(begin)
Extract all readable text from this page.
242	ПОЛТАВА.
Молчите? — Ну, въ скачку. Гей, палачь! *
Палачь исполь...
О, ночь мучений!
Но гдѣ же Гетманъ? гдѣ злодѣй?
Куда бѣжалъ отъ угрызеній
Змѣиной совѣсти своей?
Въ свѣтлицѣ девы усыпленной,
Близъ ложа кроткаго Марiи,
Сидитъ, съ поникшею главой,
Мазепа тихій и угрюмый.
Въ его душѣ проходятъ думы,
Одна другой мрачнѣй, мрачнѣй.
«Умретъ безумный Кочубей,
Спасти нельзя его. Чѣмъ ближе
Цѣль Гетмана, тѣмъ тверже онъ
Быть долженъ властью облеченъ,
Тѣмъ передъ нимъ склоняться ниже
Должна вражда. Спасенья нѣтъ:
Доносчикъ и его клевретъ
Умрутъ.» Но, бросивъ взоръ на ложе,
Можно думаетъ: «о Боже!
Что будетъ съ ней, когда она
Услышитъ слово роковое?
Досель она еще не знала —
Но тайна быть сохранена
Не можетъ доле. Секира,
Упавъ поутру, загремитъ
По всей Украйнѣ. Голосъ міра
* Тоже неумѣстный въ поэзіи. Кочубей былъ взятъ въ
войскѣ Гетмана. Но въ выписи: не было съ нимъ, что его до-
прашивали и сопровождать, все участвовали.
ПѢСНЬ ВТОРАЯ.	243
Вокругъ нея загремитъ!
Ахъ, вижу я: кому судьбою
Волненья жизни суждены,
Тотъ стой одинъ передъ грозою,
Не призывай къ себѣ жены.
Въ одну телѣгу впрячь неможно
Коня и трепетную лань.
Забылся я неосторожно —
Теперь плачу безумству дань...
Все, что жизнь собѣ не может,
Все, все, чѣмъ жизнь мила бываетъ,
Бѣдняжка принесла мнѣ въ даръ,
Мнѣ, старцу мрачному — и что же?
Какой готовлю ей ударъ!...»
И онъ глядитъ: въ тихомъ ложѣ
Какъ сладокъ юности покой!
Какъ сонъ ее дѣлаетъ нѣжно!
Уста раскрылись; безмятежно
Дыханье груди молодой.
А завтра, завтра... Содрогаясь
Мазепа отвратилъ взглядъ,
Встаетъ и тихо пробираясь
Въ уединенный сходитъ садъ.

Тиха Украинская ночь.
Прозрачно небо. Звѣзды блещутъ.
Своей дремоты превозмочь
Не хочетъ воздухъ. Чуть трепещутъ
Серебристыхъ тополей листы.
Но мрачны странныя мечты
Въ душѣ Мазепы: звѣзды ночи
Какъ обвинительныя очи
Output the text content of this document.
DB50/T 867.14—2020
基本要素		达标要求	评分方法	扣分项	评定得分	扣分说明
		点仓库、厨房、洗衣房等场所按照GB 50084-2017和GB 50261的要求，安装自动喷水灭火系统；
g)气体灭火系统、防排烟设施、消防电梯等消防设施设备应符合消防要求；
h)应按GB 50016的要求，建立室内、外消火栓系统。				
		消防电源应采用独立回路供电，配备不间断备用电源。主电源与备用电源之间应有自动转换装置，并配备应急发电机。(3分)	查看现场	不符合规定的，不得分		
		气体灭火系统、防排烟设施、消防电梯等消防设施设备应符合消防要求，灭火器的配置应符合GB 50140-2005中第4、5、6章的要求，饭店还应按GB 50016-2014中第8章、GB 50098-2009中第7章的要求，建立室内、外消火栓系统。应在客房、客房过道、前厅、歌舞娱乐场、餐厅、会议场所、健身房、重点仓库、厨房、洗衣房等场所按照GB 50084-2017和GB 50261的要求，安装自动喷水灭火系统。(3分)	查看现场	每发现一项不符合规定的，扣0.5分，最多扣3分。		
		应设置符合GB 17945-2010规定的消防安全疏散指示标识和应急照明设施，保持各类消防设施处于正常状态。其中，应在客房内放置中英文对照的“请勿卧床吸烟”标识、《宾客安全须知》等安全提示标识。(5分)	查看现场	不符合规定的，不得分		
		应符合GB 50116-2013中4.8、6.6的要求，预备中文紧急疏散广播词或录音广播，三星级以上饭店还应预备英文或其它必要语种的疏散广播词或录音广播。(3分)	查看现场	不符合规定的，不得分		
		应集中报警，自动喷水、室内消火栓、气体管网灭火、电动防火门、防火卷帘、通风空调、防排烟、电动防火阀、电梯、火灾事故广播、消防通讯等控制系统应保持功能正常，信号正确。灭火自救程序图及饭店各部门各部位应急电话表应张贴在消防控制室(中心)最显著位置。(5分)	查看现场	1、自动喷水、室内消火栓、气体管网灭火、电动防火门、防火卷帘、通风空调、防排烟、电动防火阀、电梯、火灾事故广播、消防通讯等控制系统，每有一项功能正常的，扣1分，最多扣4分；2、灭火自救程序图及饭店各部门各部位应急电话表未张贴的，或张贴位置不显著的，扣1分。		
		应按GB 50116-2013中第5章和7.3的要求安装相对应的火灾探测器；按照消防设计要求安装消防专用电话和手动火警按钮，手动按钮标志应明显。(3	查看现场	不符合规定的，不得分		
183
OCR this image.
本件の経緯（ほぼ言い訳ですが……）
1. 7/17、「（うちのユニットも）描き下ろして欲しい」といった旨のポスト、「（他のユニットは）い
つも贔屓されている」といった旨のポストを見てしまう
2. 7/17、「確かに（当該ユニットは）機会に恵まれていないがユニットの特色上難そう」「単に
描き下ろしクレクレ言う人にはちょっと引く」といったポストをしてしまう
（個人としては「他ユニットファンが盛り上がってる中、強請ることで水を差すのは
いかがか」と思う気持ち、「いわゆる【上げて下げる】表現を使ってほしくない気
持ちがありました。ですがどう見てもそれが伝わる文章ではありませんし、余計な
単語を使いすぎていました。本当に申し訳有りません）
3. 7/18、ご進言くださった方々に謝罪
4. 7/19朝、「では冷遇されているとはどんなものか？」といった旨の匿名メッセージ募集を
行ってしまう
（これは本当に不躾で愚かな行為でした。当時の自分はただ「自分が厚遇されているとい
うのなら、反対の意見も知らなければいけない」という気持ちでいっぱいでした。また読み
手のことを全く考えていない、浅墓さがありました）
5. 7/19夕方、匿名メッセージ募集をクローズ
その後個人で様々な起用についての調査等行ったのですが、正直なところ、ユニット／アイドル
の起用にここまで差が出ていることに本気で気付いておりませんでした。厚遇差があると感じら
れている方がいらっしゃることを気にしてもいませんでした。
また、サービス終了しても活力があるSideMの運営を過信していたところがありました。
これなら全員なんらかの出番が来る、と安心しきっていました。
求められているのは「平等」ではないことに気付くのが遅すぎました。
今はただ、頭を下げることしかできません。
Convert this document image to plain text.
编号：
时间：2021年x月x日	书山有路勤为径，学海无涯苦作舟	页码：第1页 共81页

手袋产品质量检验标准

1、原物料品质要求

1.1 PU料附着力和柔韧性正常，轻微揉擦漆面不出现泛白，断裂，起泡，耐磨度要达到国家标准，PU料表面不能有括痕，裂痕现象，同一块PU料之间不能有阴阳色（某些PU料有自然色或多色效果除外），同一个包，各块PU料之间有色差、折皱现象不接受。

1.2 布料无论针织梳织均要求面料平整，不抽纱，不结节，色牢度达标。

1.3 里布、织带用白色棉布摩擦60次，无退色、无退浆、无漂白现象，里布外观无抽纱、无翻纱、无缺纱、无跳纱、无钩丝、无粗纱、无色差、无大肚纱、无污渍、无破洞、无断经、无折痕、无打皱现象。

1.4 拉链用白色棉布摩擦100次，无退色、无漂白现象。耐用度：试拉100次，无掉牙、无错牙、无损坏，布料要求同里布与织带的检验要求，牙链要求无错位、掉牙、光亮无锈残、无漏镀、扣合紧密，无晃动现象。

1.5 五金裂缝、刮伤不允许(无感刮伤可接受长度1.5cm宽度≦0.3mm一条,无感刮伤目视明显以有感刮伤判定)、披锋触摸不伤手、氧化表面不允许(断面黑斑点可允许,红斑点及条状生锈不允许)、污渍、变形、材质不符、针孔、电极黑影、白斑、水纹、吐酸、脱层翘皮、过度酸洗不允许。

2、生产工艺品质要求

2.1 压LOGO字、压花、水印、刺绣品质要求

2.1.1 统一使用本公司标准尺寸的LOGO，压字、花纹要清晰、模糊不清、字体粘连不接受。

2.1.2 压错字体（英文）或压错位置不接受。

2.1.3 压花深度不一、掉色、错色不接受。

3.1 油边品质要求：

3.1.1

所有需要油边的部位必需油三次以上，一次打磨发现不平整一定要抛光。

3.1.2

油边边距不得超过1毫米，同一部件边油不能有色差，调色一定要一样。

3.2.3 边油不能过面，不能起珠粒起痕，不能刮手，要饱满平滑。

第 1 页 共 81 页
(end)
Which lines hold the word "Кочубей"? Copy every one of them.

«Умретъ безумный Кочубей,
* Тоже неумѣстный въ поэзіи. Кочубей былъ взятъ въ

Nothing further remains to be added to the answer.